• _To be done_
The entries below need to be written out exactly, with no pictures included.

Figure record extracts
"""
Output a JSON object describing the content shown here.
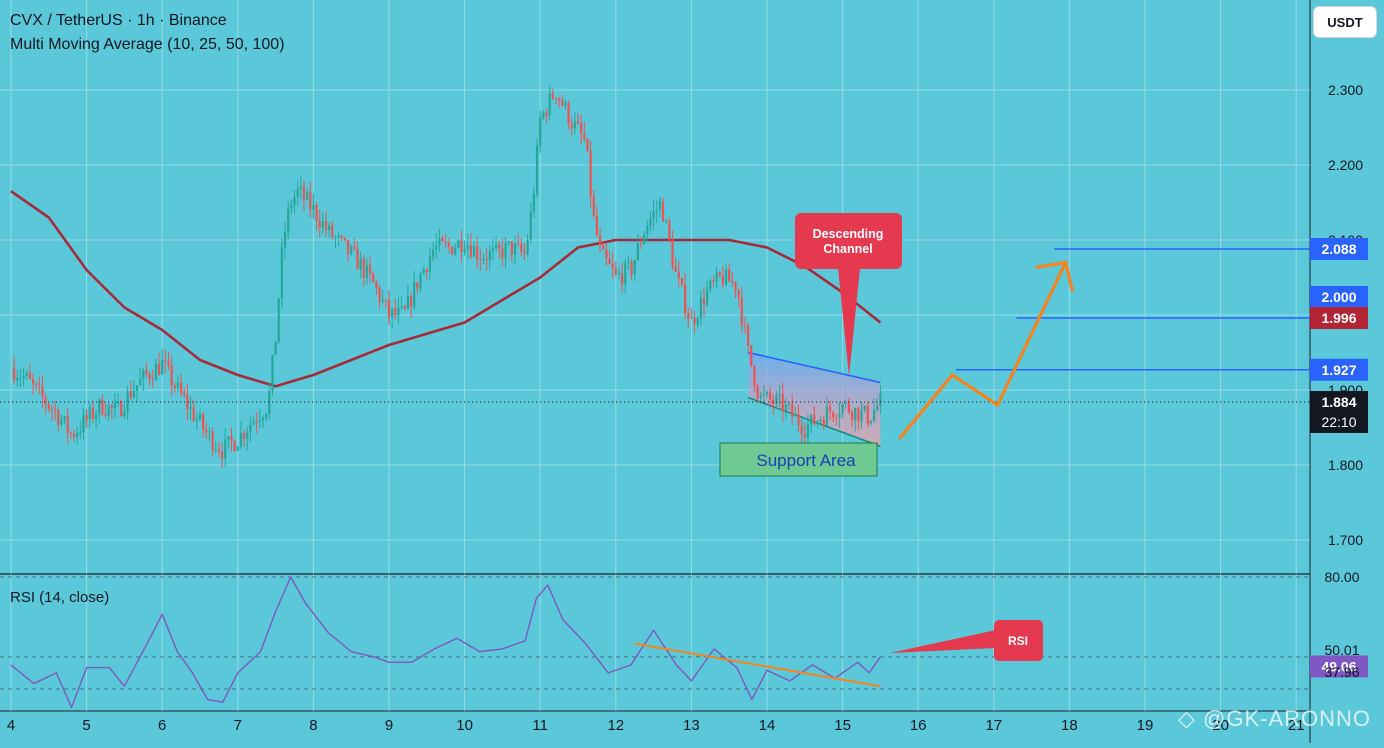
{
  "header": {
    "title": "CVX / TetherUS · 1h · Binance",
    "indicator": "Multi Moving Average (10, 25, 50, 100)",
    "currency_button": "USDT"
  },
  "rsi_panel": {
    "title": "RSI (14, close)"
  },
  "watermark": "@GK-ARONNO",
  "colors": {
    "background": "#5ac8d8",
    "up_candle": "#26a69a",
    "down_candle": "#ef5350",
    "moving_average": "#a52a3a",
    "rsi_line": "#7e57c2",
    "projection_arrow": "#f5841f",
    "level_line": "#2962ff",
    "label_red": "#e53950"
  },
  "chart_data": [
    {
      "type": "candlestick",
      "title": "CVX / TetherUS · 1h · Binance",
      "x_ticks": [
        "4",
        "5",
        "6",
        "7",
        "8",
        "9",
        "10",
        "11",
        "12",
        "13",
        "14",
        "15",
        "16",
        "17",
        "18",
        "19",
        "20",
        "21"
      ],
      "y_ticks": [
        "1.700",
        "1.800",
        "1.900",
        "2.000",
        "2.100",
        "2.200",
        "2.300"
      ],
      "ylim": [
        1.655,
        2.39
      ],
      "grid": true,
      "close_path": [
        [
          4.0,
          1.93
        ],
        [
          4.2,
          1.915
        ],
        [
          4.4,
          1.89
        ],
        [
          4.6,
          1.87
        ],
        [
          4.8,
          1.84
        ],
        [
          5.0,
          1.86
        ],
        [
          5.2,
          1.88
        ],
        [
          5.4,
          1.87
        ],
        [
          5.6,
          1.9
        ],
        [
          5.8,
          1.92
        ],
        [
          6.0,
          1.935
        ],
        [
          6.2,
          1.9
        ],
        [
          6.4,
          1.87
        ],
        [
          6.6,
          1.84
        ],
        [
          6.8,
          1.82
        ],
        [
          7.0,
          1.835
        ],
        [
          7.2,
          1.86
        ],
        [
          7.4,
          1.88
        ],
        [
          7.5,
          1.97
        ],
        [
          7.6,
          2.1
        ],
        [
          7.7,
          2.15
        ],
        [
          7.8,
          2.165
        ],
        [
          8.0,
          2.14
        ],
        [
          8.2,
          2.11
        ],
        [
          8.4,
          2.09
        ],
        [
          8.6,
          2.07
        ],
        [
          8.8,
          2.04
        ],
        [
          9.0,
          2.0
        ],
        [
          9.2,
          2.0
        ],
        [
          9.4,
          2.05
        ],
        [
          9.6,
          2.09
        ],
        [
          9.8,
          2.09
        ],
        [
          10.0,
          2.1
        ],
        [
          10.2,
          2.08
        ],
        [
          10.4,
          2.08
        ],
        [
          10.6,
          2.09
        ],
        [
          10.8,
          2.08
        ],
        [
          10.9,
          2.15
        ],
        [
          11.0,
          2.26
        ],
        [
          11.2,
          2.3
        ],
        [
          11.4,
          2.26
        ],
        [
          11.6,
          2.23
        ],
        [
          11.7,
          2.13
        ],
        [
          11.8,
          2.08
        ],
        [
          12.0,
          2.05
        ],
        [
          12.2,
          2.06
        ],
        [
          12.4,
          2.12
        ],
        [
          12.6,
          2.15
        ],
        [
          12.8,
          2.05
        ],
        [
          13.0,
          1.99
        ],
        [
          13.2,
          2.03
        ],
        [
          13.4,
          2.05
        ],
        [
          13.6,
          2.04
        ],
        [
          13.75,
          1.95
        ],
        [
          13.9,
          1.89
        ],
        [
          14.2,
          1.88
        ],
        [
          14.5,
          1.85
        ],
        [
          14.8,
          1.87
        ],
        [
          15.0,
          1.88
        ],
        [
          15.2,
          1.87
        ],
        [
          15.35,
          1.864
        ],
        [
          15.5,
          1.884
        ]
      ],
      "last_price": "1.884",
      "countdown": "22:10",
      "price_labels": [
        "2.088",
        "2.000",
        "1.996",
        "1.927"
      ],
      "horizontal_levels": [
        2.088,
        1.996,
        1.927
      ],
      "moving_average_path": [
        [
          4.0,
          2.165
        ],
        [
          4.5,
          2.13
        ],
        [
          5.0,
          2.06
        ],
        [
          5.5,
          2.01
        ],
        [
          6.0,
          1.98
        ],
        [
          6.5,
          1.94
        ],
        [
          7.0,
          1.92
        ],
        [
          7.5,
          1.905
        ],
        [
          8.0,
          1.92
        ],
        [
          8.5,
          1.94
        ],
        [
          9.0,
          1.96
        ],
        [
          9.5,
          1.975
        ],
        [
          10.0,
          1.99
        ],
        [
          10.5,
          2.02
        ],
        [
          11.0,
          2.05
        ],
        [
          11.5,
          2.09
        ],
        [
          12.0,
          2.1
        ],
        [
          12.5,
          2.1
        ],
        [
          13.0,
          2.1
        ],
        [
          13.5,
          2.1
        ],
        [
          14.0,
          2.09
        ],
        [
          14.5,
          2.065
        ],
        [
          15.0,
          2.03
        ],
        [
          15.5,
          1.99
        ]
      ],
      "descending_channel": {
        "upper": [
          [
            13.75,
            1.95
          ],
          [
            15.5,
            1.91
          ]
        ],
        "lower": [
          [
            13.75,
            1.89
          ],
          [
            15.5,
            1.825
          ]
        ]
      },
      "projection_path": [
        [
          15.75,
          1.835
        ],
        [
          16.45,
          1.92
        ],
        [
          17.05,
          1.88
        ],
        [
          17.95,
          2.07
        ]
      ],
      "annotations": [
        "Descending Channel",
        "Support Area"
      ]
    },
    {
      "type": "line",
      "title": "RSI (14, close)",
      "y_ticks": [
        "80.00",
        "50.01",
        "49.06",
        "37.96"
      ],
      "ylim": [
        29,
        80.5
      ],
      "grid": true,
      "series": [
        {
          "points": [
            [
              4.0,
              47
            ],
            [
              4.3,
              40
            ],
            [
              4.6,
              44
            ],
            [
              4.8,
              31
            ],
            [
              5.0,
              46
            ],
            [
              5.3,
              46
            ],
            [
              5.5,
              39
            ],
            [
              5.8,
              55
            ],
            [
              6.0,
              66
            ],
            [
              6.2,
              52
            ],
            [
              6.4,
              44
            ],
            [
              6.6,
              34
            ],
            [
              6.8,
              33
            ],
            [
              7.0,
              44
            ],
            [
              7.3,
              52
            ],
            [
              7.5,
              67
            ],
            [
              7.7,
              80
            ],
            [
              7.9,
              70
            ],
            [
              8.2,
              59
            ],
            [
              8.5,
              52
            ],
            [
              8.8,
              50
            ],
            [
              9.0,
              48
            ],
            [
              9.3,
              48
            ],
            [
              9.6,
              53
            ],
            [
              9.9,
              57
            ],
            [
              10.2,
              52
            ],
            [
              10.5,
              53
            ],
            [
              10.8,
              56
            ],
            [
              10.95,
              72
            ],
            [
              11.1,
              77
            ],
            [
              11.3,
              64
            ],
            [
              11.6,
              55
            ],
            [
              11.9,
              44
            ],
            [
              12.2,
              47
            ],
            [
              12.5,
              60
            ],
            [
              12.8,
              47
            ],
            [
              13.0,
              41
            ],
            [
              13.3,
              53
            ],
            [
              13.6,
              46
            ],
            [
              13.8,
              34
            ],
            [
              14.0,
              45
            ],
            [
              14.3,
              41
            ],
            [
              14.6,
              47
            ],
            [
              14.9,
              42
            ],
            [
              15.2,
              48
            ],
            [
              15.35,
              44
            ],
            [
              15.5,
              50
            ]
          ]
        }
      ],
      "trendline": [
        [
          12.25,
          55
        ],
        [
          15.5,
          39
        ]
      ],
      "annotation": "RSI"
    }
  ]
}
"""
• _Response_
Output a JSON object describing the content shown here.
{
  "header": {
    "title": "CVX / TetherUS · 1h · Binance",
    "indicator": "Multi Moving Average (10, 25, 50, 100)",
    "currency_button": "USDT"
  },
  "rsi_panel": {
    "title": "RSI (14, close)"
  },
  "watermark": "@GK-ARONNO",
  "colors": {
    "background": "#5ac8d8",
    "up_candle": "#26a69a",
    "down_candle": "#ef5350",
    "moving_average": "#a52a3a",
    "rsi_line": "#7e57c2",
    "projection_arrow": "#f5841f",
    "level_line": "#2962ff",
    "label_red": "#e53950"
  },
  "chart_data": [
    {
      "type": "candlestick",
      "title": "CVX / TetherUS · 1h · Binance",
      "x_ticks": [
        "4",
        "5",
        "6",
        "7",
        "8",
        "9",
        "10",
        "11",
        "12",
        "13",
        "14",
        "15",
        "16",
        "17",
        "18",
        "19",
        "20",
        "21"
      ],
      "y_ticks": [
        "1.700",
        "1.800",
        "1.900",
        "2.000",
        "2.100",
        "2.200",
        "2.300"
      ],
      "ylim": [
        1.655,
        2.39
      ],
      "grid": true,
      "close_path": [
        [
          4.0,
          1.93
        ],
        [
          4.2,
          1.915
        ],
        [
          4.4,
          1.89
        ],
        [
          4.6,
          1.87
        ],
        [
          4.8,
          1.84
        ],
        [
          5.0,
          1.86
        ],
        [
          5.2,
          1.88
        ],
        [
          5.4,
          1.87
        ],
        [
          5.6,
          1.9
        ],
        [
          5.8,
          1.92
        ],
        [
          6.0,
          1.935
        ],
        [
          6.2,
          1.9
        ],
        [
          6.4,
          1.87
        ],
        [
          6.6,
          1.84
        ],
        [
          6.8,
          1.82
        ],
        [
          7.0,
          1.835
        ],
        [
          7.2,
          1.86
        ],
        [
          7.4,
          1.88
        ],
        [
          7.5,
          1.97
        ],
        [
          7.6,
          2.1
        ],
        [
          7.7,
          2.15
        ],
        [
          7.8,
          2.165
        ],
        [
          8.0,
          2.14
        ],
        [
          8.2,
          2.11
        ],
        [
          8.4,
          2.09
        ],
        [
          8.6,
          2.07
        ],
        [
          8.8,
          2.04
        ],
        [
          9.0,
          2.0
        ],
        [
          9.2,
          2.0
        ],
        [
          9.4,
          2.05
        ],
        [
          9.6,
          2.09
        ],
        [
          9.8,
          2.09
        ],
        [
          10.0,
          2.1
        ],
        [
          10.2,
          2.08
        ],
        [
          10.4,
          2.08
        ],
        [
          10.6,
          2.09
        ],
        [
          10.8,
          2.08
        ],
        [
          10.9,
          2.15
        ],
        [
          11.0,
          2.26
        ],
        [
          11.2,
          2.3
        ],
        [
          11.4,
          2.26
        ],
        [
          11.6,
          2.23
        ],
        [
          11.7,
          2.13
        ],
        [
          11.8,
          2.08
        ],
        [
          12.0,
          2.05
        ],
        [
          12.2,
          2.06
        ],
        [
          12.4,
          2.12
        ],
        [
          12.6,
          2.15
        ],
        [
          12.8,
          2.05
        ],
        [
          13.0,
          1.99
        ],
        [
          13.2,
          2.03
        ],
        [
          13.4,
          2.05
        ],
        [
          13.6,
          2.04
        ],
        [
          13.75,
          1.95
        ],
        [
          13.9,
          1.89
        ],
        [
          14.2,
          1.88
        ],
        [
          14.5,
          1.85
        ],
        [
          14.8,
          1.87
        ],
        [
          15.0,
          1.88
        ],
        [
          15.2,
          1.87
        ],
        [
          15.35,
          1.864
        ],
        [
          15.5,
          1.884
        ]
      ],
      "last_price": "1.884",
      "countdown": "22:10",
      "price_labels": [
        "2.088",
        "2.000",
        "1.996",
        "1.927"
      ],
      "horizontal_levels": [
        2.088,
        1.996,
        1.927
      ],
      "moving_average_path": [
        [
          4.0,
          2.165
        ],
        [
          4.5,
          2.13
        ],
        [
          5.0,
          2.06
        ],
        [
          5.5,
          2.01
        ],
        [
          6.0,
          1.98
        ],
        [
          6.5,
          1.94
        ],
        [
          7.0,
          1.92
        ],
        [
          7.5,
          1.905
        ],
        [
          8.0,
          1.92
        ],
        [
          8.5,
          1.94
        ],
        [
          9.0,
          1.96
        ],
        [
          9.5,
          1.975
        ],
        [
          10.0,
          1.99
        ],
        [
          10.5,
          2.02
        ],
        [
          11.0,
          2.05
        ],
        [
          11.5,
          2.09
        ],
        [
          12.0,
          2.1
        ],
        [
          12.5,
          2.1
        ],
        [
          13.0,
          2.1
        ],
        [
          13.5,
          2.1
        ],
        [
          14.0,
          2.09
        ],
        [
          14.5,
          2.065
        ],
        [
          15.0,
          2.03
        ],
        [
          15.5,
          1.99
        ]
      ],
      "descending_channel": {
        "upper": [
          [
            13.75,
            1.95
          ],
          [
            15.5,
            1.91
          ]
        ],
        "lower": [
          [
            13.75,
            1.89
          ],
          [
            15.5,
            1.825
          ]
        ]
      },
      "projection_path": [
        [
          15.75,
          1.835
        ],
        [
          16.45,
          1.92
        ],
        [
          17.05,
          1.88
        ],
        [
          17.95,
          2.07
        ]
      ],
      "annotations": [
        "Descending Channel",
        "Support Area"
      ]
    },
    {
      "type": "line",
      "title": "RSI (14, close)",
      "y_ticks": [
        "80.00",
        "50.01",
        "49.06",
        "37.96"
      ],
      "ylim": [
        29,
        80.5
      ],
      "grid": true,
      "series": [
        {
          "points": [
            [
              4.0,
              47
            ],
            [
              4.3,
              40
            ],
            [
              4.6,
              44
            ],
            [
              4.8,
              31
            ],
            [
              5.0,
              46
            ],
            [
              5.3,
              46
            ],
            [
              5.5,
              39
            ],
            [
              5.8,
              55
            ],
            [
              6.0,
              66
            ],
            [
              6.2,
              52
            ],
            [
              6.4,
              44
            ],
            [
              6.6,
              34
            ],
            [
              6.8,
              33
            ],
            [
              7.0,
              44
            ],
            [
              7.3,
              52
            ],
            [
              7.5,
              67
            ],
            [
              7.7,
              80
            ],
            [
              7.9,
              70
            ],
            [
              8.2,
              59
            ],
            [
              8.5,
              52
            ],
            [
              8.8,
              50
            ],
            [
              9.0,
              48
            ],
            [
              9.3,
              48
            ],
            [
              9.6,
              53
            ],
            [
              9.9,
              57
            ],
            [
              10.2,
              52
            ],
            [
              10.5,
              53
            ],
            [
              10.8,
              56
            ],
            [
              10.95,
              72
            ],
            [
              11.1,
              77
            ],
            [
              11.3,
              64
            ],
            [
              11.6,
              55
            ],
            [
              11.9,
              44
            ],
            [
              12.2,
              47
            ],
            [
              12.5,
              60
            ],
            [
              12.8,
              47
            ],
            [
              13.0,
              41
            ],
            [
              13.3,
              53
            ],
            [
              13.6,
              46
            ],
            [
              13.8,
              34
            ],
            [
              14.0,
              45
            ],
            [
              14.3,
              41
            ],
            [
              14.6,
              47
            ],
            [
              14.9,
              42
            ],
            [
              15.2,
              48
            ],
            [
              15.35,
              44
            ],
            [
              15.5,
              50
            ]
          ]
        }
      ],
      "trendline": [
        [
          12.25,
          55
        ],
        [
          15.5,
          39
        ]
      ],
      "annotation": "RSI"
    }
  ]
}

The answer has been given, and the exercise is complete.